[Structured figure records]

** Start **

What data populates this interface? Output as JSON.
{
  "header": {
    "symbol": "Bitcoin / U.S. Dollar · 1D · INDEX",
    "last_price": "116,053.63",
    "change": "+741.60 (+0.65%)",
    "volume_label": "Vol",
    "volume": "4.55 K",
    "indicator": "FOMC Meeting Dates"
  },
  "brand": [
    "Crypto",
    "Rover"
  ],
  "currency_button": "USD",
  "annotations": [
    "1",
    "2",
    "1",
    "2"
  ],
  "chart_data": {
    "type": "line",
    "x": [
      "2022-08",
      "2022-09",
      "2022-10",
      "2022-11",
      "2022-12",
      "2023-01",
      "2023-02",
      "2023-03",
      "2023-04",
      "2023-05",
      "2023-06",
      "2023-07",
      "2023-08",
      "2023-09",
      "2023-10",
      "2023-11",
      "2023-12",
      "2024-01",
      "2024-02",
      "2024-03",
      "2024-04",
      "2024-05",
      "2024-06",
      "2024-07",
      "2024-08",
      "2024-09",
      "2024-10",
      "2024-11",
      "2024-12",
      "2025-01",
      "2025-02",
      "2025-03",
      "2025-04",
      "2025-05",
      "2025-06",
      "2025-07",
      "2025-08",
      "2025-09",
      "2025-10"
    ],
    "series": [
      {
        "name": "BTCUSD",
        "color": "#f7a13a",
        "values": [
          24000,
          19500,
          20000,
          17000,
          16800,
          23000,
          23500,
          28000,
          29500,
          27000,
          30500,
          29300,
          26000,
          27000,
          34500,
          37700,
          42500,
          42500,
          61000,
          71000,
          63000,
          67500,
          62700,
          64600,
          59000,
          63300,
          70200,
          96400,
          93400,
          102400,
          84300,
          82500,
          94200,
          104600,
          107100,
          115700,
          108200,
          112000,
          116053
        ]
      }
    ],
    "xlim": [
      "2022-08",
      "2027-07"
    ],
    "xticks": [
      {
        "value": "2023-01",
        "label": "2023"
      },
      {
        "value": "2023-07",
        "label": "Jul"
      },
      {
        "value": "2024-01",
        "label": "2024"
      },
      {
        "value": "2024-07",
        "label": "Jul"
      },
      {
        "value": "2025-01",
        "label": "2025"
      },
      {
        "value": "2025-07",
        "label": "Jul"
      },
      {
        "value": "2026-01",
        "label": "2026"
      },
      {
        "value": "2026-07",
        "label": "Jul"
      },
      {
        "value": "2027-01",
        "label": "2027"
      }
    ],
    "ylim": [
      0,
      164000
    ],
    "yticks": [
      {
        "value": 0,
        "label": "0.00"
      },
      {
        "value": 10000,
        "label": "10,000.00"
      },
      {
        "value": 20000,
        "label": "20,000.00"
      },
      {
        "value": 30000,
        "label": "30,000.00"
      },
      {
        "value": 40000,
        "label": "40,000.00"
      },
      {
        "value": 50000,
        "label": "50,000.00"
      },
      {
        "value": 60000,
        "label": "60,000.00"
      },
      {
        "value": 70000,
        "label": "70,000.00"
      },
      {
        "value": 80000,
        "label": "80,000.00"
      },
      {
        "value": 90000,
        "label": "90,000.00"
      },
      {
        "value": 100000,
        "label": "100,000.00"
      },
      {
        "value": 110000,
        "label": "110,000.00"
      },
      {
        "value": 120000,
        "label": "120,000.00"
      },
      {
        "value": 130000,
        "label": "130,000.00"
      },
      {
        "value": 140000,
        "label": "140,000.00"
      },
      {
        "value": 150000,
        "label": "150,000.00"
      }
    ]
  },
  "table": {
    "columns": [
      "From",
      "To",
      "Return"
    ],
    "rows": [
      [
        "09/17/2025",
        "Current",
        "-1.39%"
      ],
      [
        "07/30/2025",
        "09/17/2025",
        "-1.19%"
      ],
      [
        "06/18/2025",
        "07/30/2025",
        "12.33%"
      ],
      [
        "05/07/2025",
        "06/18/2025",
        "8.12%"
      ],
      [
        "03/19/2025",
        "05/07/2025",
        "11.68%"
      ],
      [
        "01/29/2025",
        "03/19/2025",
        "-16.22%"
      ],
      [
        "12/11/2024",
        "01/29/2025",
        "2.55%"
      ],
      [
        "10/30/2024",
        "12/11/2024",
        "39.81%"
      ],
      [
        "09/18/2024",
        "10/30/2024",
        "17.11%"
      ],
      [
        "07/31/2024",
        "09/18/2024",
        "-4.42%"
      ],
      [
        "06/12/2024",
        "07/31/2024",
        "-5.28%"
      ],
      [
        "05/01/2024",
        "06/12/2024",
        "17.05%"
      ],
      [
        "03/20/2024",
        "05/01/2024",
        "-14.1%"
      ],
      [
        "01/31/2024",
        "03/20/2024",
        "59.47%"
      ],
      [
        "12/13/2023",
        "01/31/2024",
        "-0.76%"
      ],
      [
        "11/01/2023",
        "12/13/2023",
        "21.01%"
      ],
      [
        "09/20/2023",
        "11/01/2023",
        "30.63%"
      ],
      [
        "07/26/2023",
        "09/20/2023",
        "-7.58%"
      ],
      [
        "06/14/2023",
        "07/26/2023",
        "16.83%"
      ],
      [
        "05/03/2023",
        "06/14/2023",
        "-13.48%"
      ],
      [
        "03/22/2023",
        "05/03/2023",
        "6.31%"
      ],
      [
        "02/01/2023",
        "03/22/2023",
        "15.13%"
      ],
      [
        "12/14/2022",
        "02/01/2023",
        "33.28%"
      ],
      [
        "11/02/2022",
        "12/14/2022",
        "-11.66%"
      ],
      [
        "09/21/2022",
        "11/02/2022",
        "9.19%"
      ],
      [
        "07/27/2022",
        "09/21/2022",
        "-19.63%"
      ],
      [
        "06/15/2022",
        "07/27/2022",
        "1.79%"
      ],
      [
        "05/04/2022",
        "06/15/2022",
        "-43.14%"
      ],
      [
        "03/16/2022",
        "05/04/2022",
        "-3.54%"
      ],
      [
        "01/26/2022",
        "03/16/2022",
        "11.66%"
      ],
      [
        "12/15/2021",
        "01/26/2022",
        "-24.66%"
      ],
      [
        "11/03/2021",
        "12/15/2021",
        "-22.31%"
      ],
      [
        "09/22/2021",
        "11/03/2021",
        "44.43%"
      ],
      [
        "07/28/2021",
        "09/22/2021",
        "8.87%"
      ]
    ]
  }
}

** End **

▶ _THE PROBLEM_: Faithfully copy every entry, leaving nothing out.

▶ _REPLY_:
What data populates this interface? Output as JSON.
{
  "header": {
    "symbol": "Bitcoin / U.S. Dollar · 1D · INDEX",
    "last_price": "116,053.63",
    "change": "+741.60 (+0.65%)",
    "volume_label": "Vol",
    "volume": "4.55 K",
    "indicator": "FOMC Meeting Dates"
  },
  "brand": [
    "Crypto",
    "Rover"
  ],
  "currency_button": "USD",
  "annotations": [
    "1",
    "2",
    "1",
    "2"
  ],
  "chart_data": {
    "type": "line",
    "x": [
      "2022-08",
      "2022-09",
      "2022-10",
      "2022-11",
      "2022-12",
      "2023-01",
      "2023-02",
      "2023-03",
      "2023-04",
      "2023-05",
      "2023-06",
      "2023-07",
      "2023-08",
      "2023-09",
      "2023-10",
      "2023-11",
      "2023-12",
      "2024-01",
      "2024-02",
      "2024-03",
      "2024-04",
      "2024-05",
      "2024-06",
      "2024-07",
      "2024-08",
      "2024-09",
      "2024-10",
      "2024-11",
      "2024-12",
      "2025-01",
      "2025-02",
      "2025-03",
      "2025-04",
      "2025-05",
      "2025-06",
      "2025-07",
      "2025-08",
      "2025-09",
      "2025-10"
    ],
    "series": [
      {
        "name": "BTCUSD",
        "color": "#f7a13a",
        "values": [
          24000,
          19500,
          20000,
          17000,
          16800,
          23000,
          23500,
          28000,
          29500,
          27000,
          30500,
          29300,
          26000,
          27000,
          34500,
          37700,
          42500,
          42500,
          61000,
          71000,
          63000,
          67500,
          62700,
          64600,
          59000,
          63300,
          70200,
          96400,
          93400,
          102400,
          84300,
          82500,
          94200,
          104600,
          107100,
          115700,
          108200,
          112000,
          116053
        ]
      }
    ],
    "xlim": [
      "2022-08",
      "2027-07"
    ],
    "xticks": [
      {
        "value": "2023-01",
        "label": "2023"
      },
      {
        "value": "2023-07",
        "label": "Jul"
      },
      {
        "value": "2024-01",
        "label": "2024"
      },
      {
        "value": "2024-07",
        "label": "Jul"
      },
      {
        "value": "2025-01",
        "label": "2025"
      },
      {
        "value": "2025-07",
        "label": "Jul"
      },
      {
        "value": "2026-01",
        "label": "2026"
      },
      {
        "value": "2026-07",
        "label": "Jul"
      },
      {
        "value": "2027-01",
        "label": "2027"
      }
    ],
    "ylim": [
      0,
      164000
    ],
    "yticks": [
      {
        "value": 0,
        "label": "0.00"
      },
      {
        "value": 10000,
        "label": "10,000.00"
      },
      {
        "value": 20000,
        "label": "20,000.00"
      },
      {
        "value": 30000,
        "label": "30,000.00"
      },
      {
        "value": 40000,
        "label": "40,000.00"
      },
      {
        "value": 50000,
        "label": "50,000.00"
      },
      {
        "value": 60000,
        "label": "60,000.00"
      },
      {
        "value": 70000,
        "label": "70,000.00"
      },
      {
        "value": 80000,
        "label": "80,000.00"
      },
      {
        "value": 90000,
        "label": "90,000.00"
      },
      {
        "value": 100000,
        "label": "100,000.00"
      },
      {
        "value": 110000,
        "label": "110,000.00"
      },
      {
        "value": 120000,
        "label": "120,000.00"
      },
      {
        "value": 130000,
        "label": "130,000.00"
      },
      {
        "value": 140000,
        "label": "140,000.00"
      },
      {
        "value": 150000,
        "label": "150,000.00"
      }
    ]
  },
  "table": {
    "columns": [
      "From",
      "To",
      "Return"
    ],
    "rows": [
      [
        "09/17/2025",
        "Current",
        "-1.39%"
      ],
      [
        "07/30/2025",
        "09/17/2025",
        "-1.19%"
      ],
      [
        "06/18/2025",
        "07/30/2025",
        "12.33%"
      ],
      [
        "05/07/2025",
        "06/18/2025",
        "8.12%"
      ],
      [
        "03/19/2025",
        "05/07/2025",
        "11.68%"
      ],
      [
        "01/29/2025",
        "03/19/2025",
        "-16.22%"
      ],
      [
        "12/11/2024",
        "01/29/2025",
        "2.55%"
      ],
      [
        "10/30/2024",
        "12/11/2024",
        "39.81%"
      ],
      [
        "09/18/2024",
        "10/30/2024",
        "17.11%"
      ],
      [
        "07/31/2024",
        "09/18/2024",
        "-4.42%"
      ],
      [
        "06/12/2024",
        "07/31/2024",
        "-5.28%"
      ],
      [
        "05/01/2024",
        "06/12/2024",
        "17.05%"
      ],
      [
        "03/20/2024",
        "05/01/2024",
        "-14.1%"
      ],
      [
        "01/31/2024",
        "03/20/2024",
        "59.47%"
      ],
      [
        "12/13/2023",
        "01/31/2024",
        "-0.76%"
      ],
      [
        "11/01/2023",
        "12/13/2023",
        "21.01%"
      ],
      [
        "09/20/2023",
        "11/01/2023",
        "30.63%"
      ],
      [
        "07/26/2023",
        "09/20/2023",
        "-7.58%"
      ],
      [
        "06/14/2023",
        "07/26/2023",
        "16.83%"
      ],
      [
        "05/03/2023",
        "06/14/2023",
        "-13.48%"
      ],
      [
        "03/22/2023",
        "05/03/2023",
        "6.31%"
      ],
      [
        "02/01/2023",
        "03/22/2023",
        "15.13%"
      ],
      [
        "12/14/2022",
        "02/01/2023",
        "33.28%"
      ],
      [
        "11/02/2022",
        "12/14/2022",
        "-11.66%"
      ],
      [
        "09/21/2022",
        "11/02/2022",
        "9.19%"
      ],
      [
        "07/27/2022",
        "09/21/2022",
        "-19.63%"
      ],
      [
        "06/15/2022",
        "07/27/2022",
        "1.79%"
      ],
      [
        "05/04/2022",
        "06/15/2022",
        "-43.14%"
      ],
      [
        "03/16/2022",
        "05/04/2022",
        "-3.54%"
      ],
      [
        "01/26/2022",
        "03/16/2022",
        "11.66%"
      ],
      [
        "12/15/2021",
        "01/26/2022",
        "-24.66%"
      ],
      [
        "11/03/2021",
        "12/15/2021",
        "-22.31%"
      ],
      [
        "09/22/2021",
        "11/03/2021",
        "44.43%"
      ],
      [
        "07/28/2021",
        "09/22/2021",
        "8.87%"
      ]
    ]
  }
}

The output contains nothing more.